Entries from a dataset
^^^^^^^^^^^^^^^^

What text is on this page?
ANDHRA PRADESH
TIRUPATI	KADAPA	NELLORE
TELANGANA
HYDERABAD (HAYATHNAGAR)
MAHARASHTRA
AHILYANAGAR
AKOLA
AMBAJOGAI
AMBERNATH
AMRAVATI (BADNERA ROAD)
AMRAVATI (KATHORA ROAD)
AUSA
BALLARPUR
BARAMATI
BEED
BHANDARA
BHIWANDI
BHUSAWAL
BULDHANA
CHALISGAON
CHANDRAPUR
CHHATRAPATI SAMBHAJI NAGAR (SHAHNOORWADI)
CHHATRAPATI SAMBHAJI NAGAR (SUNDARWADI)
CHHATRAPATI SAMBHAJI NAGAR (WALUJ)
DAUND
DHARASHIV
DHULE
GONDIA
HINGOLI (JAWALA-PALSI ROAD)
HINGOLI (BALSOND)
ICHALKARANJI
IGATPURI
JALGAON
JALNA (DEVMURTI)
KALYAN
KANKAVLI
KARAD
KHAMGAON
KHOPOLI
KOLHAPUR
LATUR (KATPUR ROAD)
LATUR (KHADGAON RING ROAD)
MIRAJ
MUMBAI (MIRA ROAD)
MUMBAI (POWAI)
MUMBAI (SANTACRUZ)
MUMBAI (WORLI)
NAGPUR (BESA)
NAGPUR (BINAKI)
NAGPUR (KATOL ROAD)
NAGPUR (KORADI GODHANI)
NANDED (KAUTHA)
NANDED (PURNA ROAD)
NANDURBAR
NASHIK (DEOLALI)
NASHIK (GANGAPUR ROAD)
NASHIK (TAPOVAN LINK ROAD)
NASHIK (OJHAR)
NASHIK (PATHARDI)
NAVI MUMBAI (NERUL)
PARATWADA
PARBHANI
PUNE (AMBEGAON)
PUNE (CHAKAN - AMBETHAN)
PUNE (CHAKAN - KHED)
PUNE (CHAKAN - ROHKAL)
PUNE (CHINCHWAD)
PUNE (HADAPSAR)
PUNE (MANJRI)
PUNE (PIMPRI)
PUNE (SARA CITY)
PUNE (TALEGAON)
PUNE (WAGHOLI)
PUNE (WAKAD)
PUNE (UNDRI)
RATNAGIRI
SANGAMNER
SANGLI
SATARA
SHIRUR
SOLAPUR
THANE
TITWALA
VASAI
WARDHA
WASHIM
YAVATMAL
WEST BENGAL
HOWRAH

^^^^^^^^^^^^^^^^

Objective:
Using the listing above, please repeat every entry exactly.

Correct response:
What text is on this page?
ANDHRA PRADESH
TIRUPATI	KADAPA	NELLORE
TELANGANA
HYDERABAD (HAYATHNAGAR)
MAHARASHTRA
AHILYANAGAR
AKOLA
AMBAJOGAI
AMBERNATH
AMRAVATI (BADNERA ROAD)
AMRAVATI (KATHORA ROAD)
AUSA
BALLARPUR
BARAMATI
BEED
BHANDARA
BHIWANDI
BHUSAWAL
BULDHANA
CHALISGAON
CHANDRAPUR
CHHATRAPATI SAMBHAJI NAGAR (SHAHNOORWADI)
CHHATRAPATI SAMBHAJI NAGAR (SUNDARWADI)
CHHATRAPATI SAMBHAJI NAGAR (WALUJ)
DAUND
DHARASHIV
DHULE
GONDIA
HINGOLI (JAWALA-PALSI ROAD)
HINGOLI (BALSOND)
ICHALKARANJI
IGATPURI
JALGAON
JALNA (DEVMURTI)
KALYAN
KANKAVLI
KARAD
KHAMGAON
KHOPOLI
KOLHAPUR
LATUR (KATPUR ROAD)
LATUR (KHADGAON RING ROAD)
MIRAJ
MUMBAI (MIRA ROAD)
MUMBAI (POWAI)
MUMBAI (SANTACRUZ)
MUMBAI (WORLI)
NAGPUR (BESA)
NAGPUR (BINAKI)
NAGPUR (KATOL ROAD)
NAGPUR (KORADI GODHANI)
NANDED (KAUTHA)
NANDED (PURNA ROAD)
NANDURBAR
NASHIK (DEOLALI)
NASHIK (GANGAPUR ROAD)
NASHIK (TAPOVAN LINK ROAD)
NASHIK (OJHAR)
NASHIK (PATHARDI)
NAVI MUMBAI (NERUL)
PARATWADA
PARBHANI
PUNE (AMBEGAON)
PUNE (CHAKAN - AMBETHAN)
PUNE (CHAKAN - KHED)
PUNE (CHAKAN - ROHKAL)
PUNE (CHINCHWAD)
PUNE (HADAPSAR)
PUNE (MANJRI)
PUNE (PIMPRI)
PUNE (SARA CITY)
PUNE (TALEGAON)
PUNE (WAGHOLI)
PUNE (WAKAD)
PUNE (UNDRI)
RATNAGIRI
SANGAMNER
SANGLI
SATARA
SHIRUR
SOLAPUR
THANE
TITWALA
VASAI
WARDHA
WASHIM
YAVATMAL
WEST BENGAL
HOWRAH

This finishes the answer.